SHORT EXERCISE: Look below. Copy each line that has "What" in it.

Stored items from a collection:
= = = = =
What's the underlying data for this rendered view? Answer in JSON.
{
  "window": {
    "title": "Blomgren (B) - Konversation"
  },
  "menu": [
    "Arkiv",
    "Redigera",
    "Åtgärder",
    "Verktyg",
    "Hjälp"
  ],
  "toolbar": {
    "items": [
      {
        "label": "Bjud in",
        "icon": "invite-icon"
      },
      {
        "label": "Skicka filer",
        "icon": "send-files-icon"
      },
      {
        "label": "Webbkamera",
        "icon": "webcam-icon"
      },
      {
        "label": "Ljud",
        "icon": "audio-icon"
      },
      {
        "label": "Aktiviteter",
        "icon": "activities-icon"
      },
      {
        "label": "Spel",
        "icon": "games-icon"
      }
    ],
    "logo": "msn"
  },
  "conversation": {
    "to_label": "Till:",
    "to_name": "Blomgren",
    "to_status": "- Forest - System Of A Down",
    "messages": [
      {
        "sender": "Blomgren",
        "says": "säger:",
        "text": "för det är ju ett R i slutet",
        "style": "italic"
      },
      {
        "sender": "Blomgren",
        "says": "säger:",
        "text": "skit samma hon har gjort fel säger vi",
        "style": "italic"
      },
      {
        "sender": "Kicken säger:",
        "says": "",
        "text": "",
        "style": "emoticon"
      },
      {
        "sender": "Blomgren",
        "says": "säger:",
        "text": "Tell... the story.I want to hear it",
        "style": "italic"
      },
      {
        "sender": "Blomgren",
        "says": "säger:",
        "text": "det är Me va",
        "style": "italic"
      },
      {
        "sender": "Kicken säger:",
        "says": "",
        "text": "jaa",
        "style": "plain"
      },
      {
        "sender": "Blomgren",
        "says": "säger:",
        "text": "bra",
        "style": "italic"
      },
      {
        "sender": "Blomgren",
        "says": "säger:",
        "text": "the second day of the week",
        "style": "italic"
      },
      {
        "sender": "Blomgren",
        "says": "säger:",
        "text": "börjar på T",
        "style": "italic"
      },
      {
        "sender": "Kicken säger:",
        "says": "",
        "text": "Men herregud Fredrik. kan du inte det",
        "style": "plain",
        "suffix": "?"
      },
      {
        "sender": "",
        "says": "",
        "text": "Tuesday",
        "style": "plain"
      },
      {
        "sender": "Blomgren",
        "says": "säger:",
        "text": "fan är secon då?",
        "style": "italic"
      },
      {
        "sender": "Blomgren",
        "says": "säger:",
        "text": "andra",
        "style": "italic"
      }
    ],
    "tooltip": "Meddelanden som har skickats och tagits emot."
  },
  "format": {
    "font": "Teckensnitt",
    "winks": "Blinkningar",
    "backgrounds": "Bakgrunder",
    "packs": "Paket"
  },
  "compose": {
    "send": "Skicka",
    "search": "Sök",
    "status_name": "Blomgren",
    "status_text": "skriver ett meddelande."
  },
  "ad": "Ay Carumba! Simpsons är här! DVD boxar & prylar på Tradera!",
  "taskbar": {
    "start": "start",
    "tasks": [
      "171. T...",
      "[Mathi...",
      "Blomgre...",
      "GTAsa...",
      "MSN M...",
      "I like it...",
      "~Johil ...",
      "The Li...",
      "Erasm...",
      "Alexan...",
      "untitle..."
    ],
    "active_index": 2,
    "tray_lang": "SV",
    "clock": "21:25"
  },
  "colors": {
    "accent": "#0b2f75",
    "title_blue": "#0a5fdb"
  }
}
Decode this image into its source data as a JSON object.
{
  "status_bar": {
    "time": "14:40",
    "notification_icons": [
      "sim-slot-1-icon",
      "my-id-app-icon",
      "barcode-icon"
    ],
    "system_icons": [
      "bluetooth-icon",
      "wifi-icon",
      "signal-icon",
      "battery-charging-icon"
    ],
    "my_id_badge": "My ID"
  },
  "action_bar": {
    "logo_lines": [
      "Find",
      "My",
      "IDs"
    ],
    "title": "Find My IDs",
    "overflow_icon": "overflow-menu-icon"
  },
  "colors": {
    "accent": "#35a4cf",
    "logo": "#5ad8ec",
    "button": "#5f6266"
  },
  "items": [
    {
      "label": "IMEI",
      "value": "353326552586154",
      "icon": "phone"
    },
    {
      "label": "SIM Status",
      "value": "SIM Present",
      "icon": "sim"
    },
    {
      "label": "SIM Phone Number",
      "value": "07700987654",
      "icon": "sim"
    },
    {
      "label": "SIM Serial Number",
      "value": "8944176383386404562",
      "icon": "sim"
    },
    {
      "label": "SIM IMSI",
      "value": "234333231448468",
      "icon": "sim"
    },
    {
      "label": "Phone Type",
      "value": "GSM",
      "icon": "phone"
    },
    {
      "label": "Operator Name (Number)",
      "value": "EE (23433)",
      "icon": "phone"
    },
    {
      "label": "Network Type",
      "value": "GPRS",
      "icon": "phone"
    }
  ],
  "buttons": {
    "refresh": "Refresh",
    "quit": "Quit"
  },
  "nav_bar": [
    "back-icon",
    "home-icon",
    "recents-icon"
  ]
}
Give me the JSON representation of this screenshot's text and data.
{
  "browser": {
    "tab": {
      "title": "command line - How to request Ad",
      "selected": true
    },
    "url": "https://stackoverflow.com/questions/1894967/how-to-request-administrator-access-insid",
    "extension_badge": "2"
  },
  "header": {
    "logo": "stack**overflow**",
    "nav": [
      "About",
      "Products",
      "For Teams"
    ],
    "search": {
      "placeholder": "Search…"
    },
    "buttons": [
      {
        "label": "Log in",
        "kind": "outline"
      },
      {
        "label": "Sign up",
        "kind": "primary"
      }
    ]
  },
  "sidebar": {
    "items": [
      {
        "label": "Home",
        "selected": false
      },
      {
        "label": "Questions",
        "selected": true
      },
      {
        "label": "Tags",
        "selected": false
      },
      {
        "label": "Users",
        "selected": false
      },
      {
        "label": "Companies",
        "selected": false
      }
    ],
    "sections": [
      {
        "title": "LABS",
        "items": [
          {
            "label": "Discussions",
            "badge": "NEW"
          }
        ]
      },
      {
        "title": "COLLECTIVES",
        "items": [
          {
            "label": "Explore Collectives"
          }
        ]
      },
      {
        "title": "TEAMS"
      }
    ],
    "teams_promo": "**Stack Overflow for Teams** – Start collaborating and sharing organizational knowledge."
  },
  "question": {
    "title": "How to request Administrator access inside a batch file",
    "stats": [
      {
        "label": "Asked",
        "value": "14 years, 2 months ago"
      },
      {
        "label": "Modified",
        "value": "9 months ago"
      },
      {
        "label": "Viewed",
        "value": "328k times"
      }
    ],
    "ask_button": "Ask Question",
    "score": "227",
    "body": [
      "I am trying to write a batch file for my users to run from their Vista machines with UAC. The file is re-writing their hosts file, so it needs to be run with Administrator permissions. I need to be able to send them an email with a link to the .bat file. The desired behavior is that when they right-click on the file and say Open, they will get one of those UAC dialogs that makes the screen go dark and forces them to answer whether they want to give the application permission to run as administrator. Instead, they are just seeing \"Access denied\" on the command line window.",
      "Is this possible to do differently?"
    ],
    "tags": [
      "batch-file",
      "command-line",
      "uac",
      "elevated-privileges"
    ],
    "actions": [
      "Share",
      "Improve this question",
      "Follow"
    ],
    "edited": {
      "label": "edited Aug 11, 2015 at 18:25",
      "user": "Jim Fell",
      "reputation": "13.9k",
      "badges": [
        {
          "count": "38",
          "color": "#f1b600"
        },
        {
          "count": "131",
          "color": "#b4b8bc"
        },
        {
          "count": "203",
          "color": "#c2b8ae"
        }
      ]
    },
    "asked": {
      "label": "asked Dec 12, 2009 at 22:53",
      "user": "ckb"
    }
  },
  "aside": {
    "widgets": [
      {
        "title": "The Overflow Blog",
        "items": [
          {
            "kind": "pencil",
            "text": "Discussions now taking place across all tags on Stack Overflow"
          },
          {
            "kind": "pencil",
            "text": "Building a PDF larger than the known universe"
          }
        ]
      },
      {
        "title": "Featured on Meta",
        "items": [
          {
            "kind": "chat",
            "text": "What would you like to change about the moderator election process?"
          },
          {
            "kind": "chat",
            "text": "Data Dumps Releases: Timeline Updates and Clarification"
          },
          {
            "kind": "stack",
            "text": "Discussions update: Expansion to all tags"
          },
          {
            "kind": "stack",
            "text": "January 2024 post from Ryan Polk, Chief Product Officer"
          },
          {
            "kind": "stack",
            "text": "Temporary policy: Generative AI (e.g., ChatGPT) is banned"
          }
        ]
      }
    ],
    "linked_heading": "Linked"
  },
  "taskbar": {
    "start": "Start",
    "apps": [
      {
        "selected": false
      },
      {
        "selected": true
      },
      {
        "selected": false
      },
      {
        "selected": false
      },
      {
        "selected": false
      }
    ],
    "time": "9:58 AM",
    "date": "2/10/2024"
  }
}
= = = = =
EXERCISE ANSWER:
What's the underlying data for this rendered view? Answer in JSON.
            "text": "What would you like to change about the moderator election process?"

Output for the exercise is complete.